— start of THE DATA —

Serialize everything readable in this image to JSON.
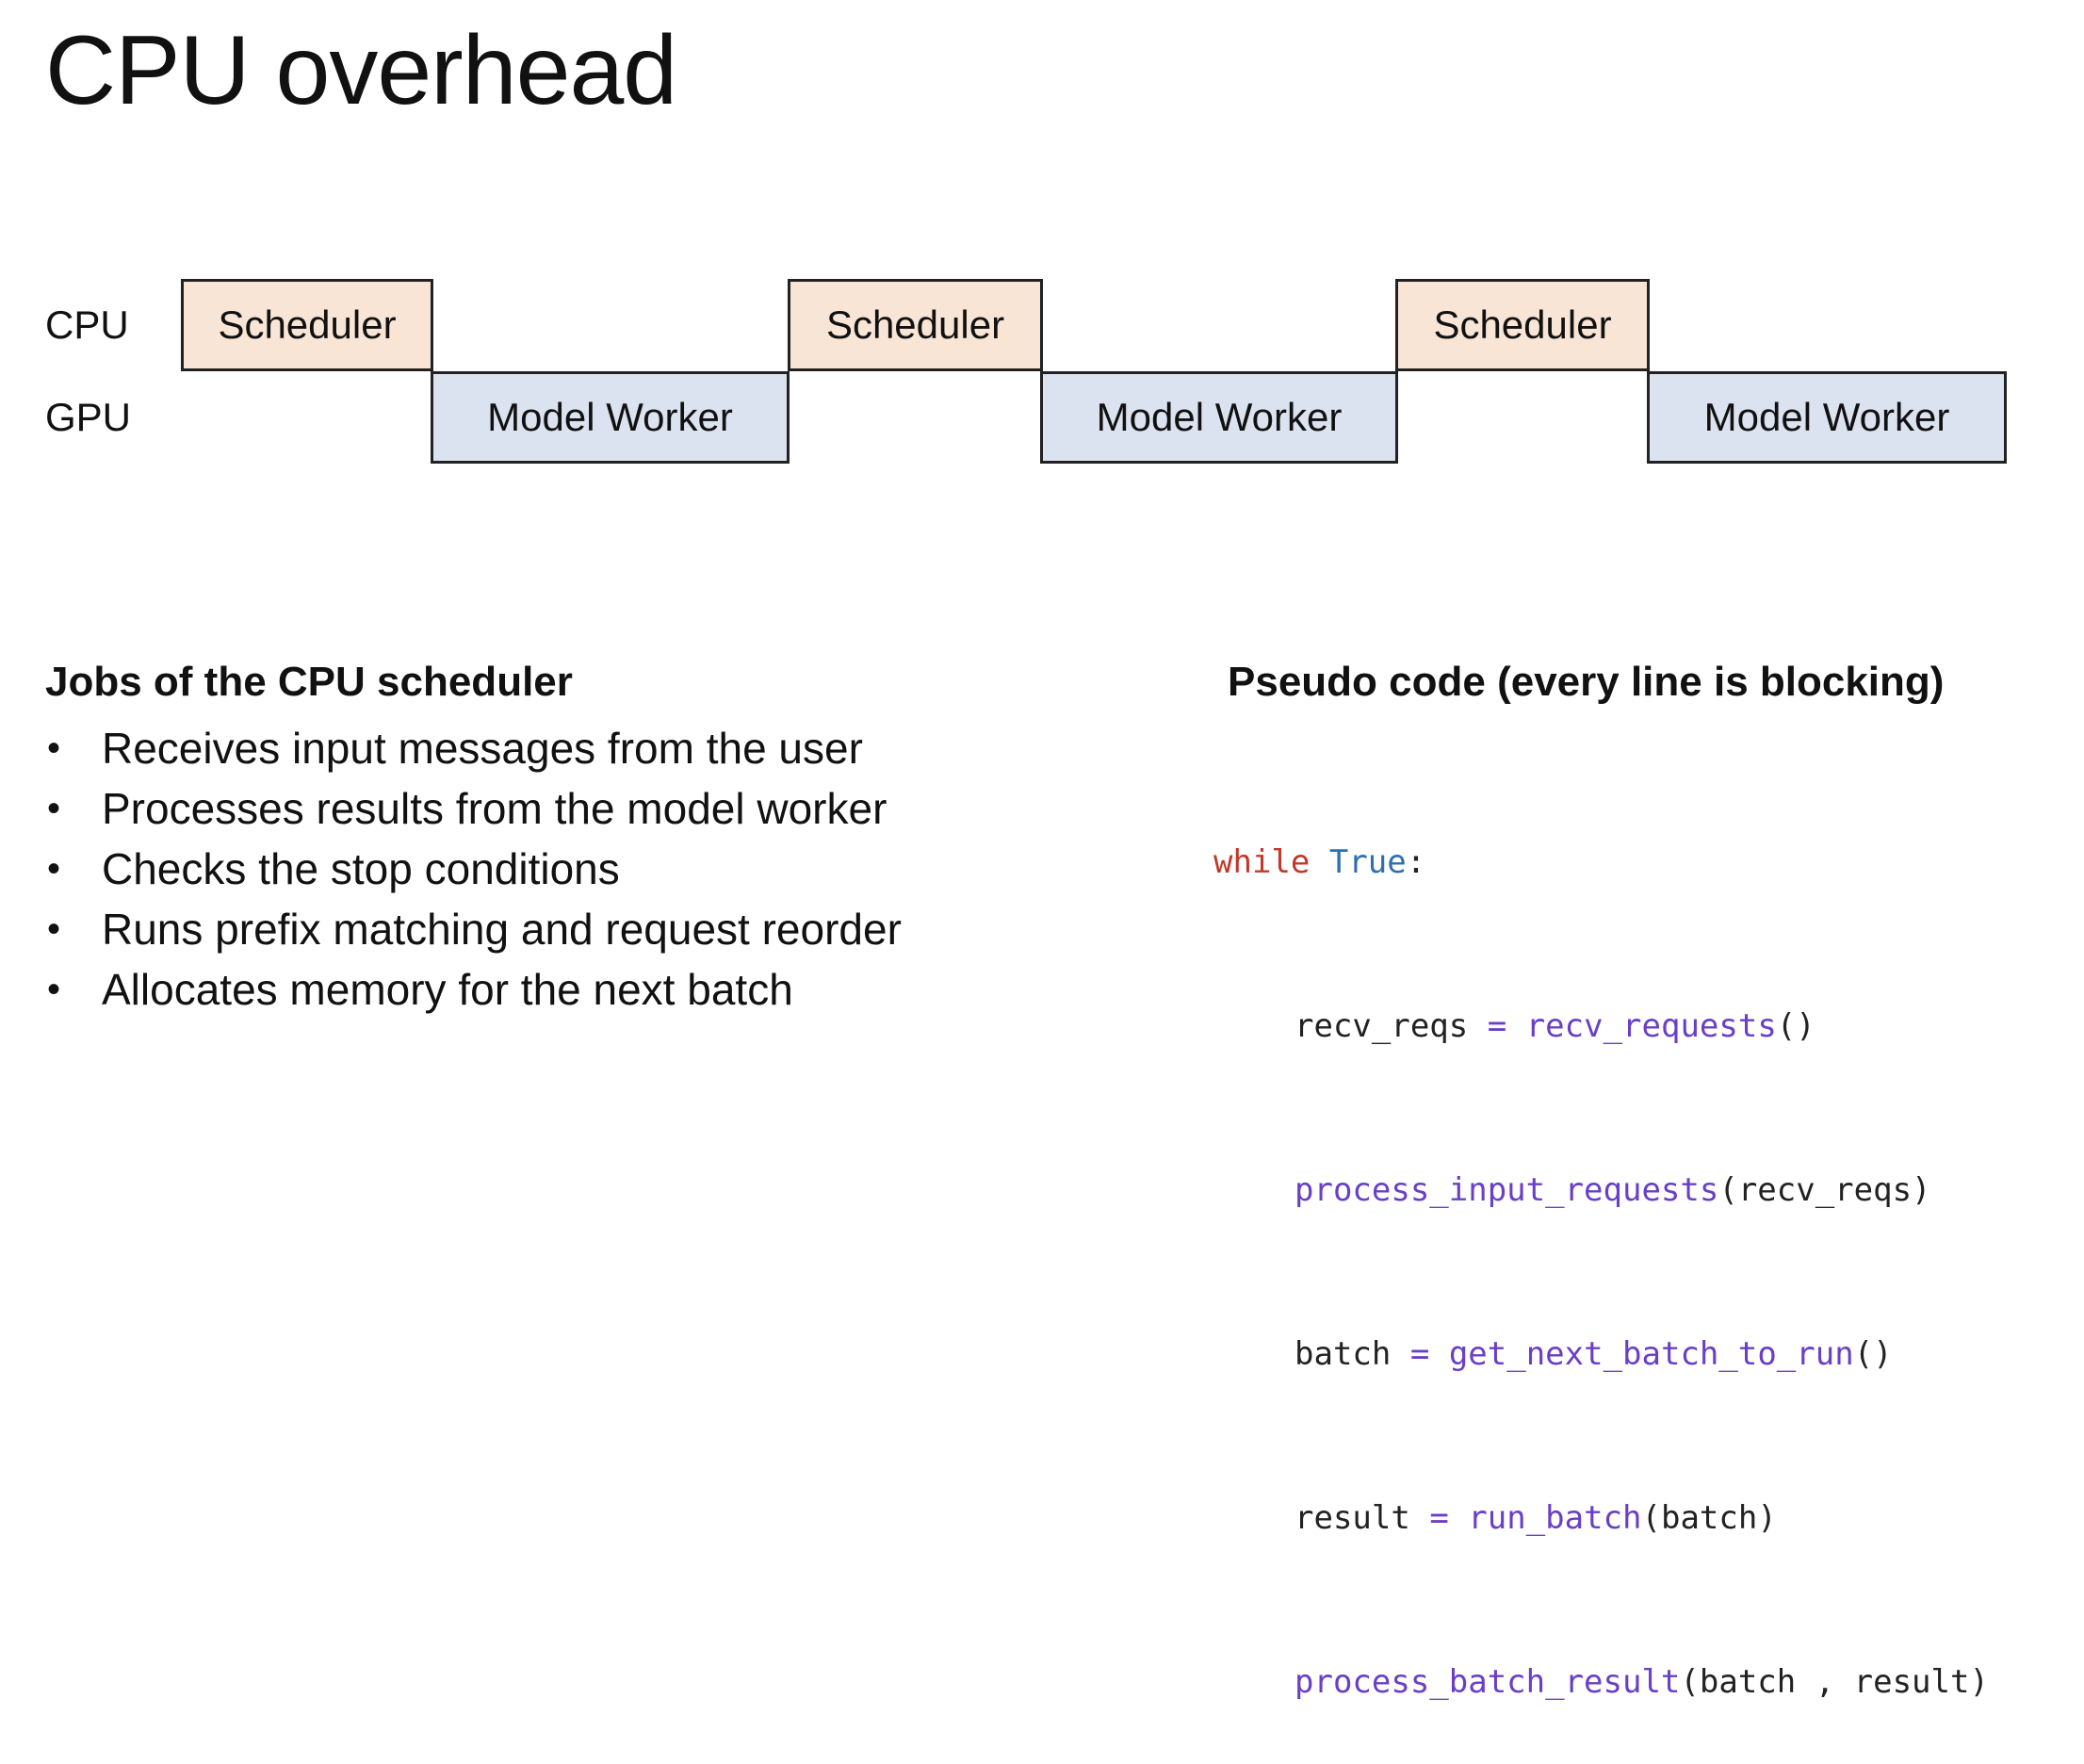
{
  "title": "CPU overhead",
  "timeline": {
    "row_labels": {
      "cpu": "CPU",
      "gpu": "GPU"
    },
    "scheduler_label": "Scheduler",
    "worker_label": "Model Worker",
    "colors": {
      "scheduler_fill": "#f8e5d6",
      "worker_fill": "#dce3f0",
      "border": "#222222"
    }
  },
  "jobs": {
    "heading": "Jobs of the CPU scheduler",
    "bullet": "•",
    "items": [
      "Receives input messages from the user",
      "Processes results from the model worker",
      "Checks the stop conditions",
      "Runs prefix matching and request reorder",
      "Allocates memory for the next batch"
    ]
  },
  "code": {
    "heading": "Pseudo code (every line is blocking)",
    "while_kw": "while",
    "true_kw": "True",
    "colon": ":",
    "lines": {
      "l1_var": "recv_reqs",
      "l1_eq": "=",
      "l1_fn": "recv_requests",
      "l1_args": "()",
      "l2_fn": "process_input_requests",
      "l2_args": "(recv_reqs)",
      "l3_var": "batch",
      "l3_eq": "=",
      "l3_fn": "get_next_batch_to_run",
      "l3_args": "()",
      "l4_var": "result",
      "l4_eq": "=",
      "l4_fn": "run_batch",
      "l4_args": "(batch)",
      "l5_fn": "process_batch_result",
      "l5_args": "(batch , result)"
    },
    "colors": {
      "keyword_while": "#c0392b",
      "keyword_true": "#2e6fb0",
      "function": "#6a3fc8"
    }
  }
}
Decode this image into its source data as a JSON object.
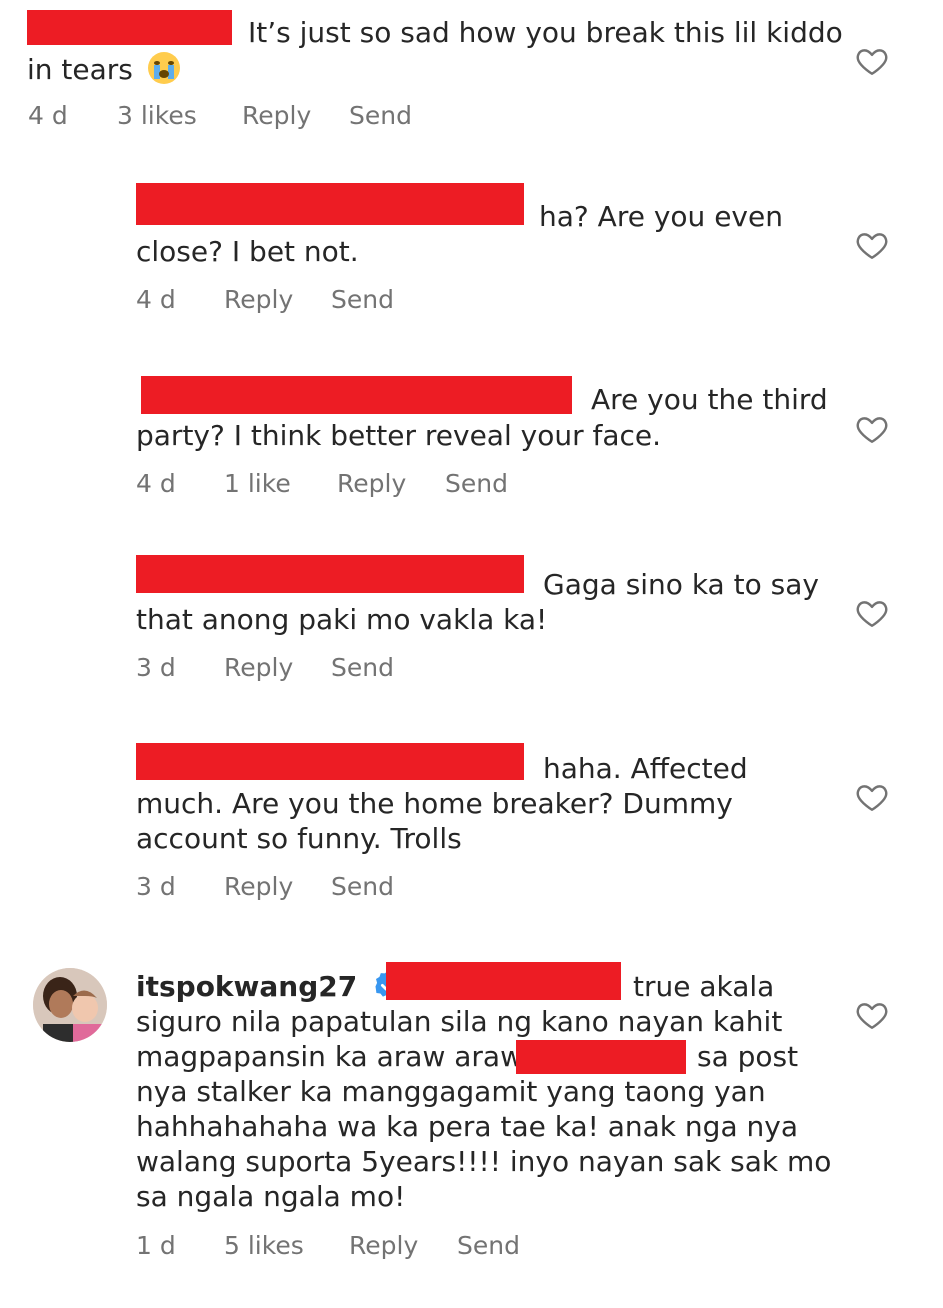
{
  "comments": [
    {
      "line1": "It’s just so sad how you break this lil kiddo",
      "line2": "in tears",
      "time": "4 d",
      "likes": "3 likes",
      "reply": "Reply",
      "send": "Send"
    },
    {
      "line1": "ha? Are you even",
      "line2": "close? I bet not.",
      "time": "4 d",
      "reply": "Reply",
      "send": "Send"
    },
    {
      "line1": "Are you the third",
      "line2": "party?  I think better reveal your face.",
      "time": "4 d",
      "likes": "1 like",
      "reply": "Reply",
      "send": "Send"
    },
    {
      "line1": "Gaga sino ka to say",
      "line2": "that anong paki mo vakla ka!",
      "time": "3 d",
      "reply": "Reply",
      "send": "Send"
    },
    {
      "line1": "haha. Affected",
      "line2": "much. Are you the home breaker?  Dummy",
      "line3": "account so funny.  Trolls",
      "time": "3 d",
      "reply": "Reply",
      "send": "Send"
    },
    {
      "username": "itspokwang27",
      "line1": "true akala",
      "line2": "siguro nila papatulan sila ng kano nayan kahit",
      "line3a": "magpapansin ka araw araw",
      "line3b": "sa post",
      "line4": "nya stalker ka manggagamit yang taong yan",
      "line5": "hahhahahaha wa ka pera tae ka! anak nga nya",
      "line6": "walang suporta 5years!!!! inyo nayan sak sak mo",
      "line7": "sa ngala ngala mo!",
      "time": "1 d",
      "likes": "5 likes",
      "reply": "Reply",
      "send": "Send"
    }
  ],
  "icons": {
    "heart": "heart-outline-icon",
    "verified": "verified-badge-icon",
    "emoji": "crying-face-emoji-icon"
  },
  "colors": {
    "redaction": "#ed1c24",
    "verified": "#3897f0",
    "text": "#262626",
    "meta": "#737373"
  }
}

— end of THE DATA —

**TASK**. Return all the lines that contain the string "verified".

**RESULT BELOW**.
    "verified": "verified-badge-icon",
    "verified": "#3897f0",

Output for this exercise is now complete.